## THE TASK
Extract every line below that contains the word "fanniemae".

+++ PROVIDED INFORMATION +++

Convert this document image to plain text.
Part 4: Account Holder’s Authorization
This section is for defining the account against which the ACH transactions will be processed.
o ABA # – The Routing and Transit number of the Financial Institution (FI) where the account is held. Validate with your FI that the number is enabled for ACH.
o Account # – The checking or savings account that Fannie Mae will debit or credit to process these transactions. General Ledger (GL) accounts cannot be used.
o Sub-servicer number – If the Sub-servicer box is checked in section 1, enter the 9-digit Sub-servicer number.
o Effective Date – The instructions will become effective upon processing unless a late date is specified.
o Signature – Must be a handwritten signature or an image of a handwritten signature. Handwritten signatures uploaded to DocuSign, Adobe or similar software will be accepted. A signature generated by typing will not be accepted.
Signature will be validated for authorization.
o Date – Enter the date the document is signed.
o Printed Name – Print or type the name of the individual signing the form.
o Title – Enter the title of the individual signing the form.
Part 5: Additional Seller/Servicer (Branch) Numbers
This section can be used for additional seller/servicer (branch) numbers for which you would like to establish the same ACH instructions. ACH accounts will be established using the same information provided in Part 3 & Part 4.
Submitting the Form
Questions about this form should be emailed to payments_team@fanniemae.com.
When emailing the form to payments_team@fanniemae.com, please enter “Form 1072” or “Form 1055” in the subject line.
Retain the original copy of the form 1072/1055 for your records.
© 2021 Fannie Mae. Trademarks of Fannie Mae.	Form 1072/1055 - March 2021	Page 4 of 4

+++

## COMPLETE RESPONSE
Questions about this form should be emailed to payments_team@fanniemae.com.
When emailing the form to payments_team@fanniemae.com, please enter “Form 1072” or “Form 1055” in the subject line.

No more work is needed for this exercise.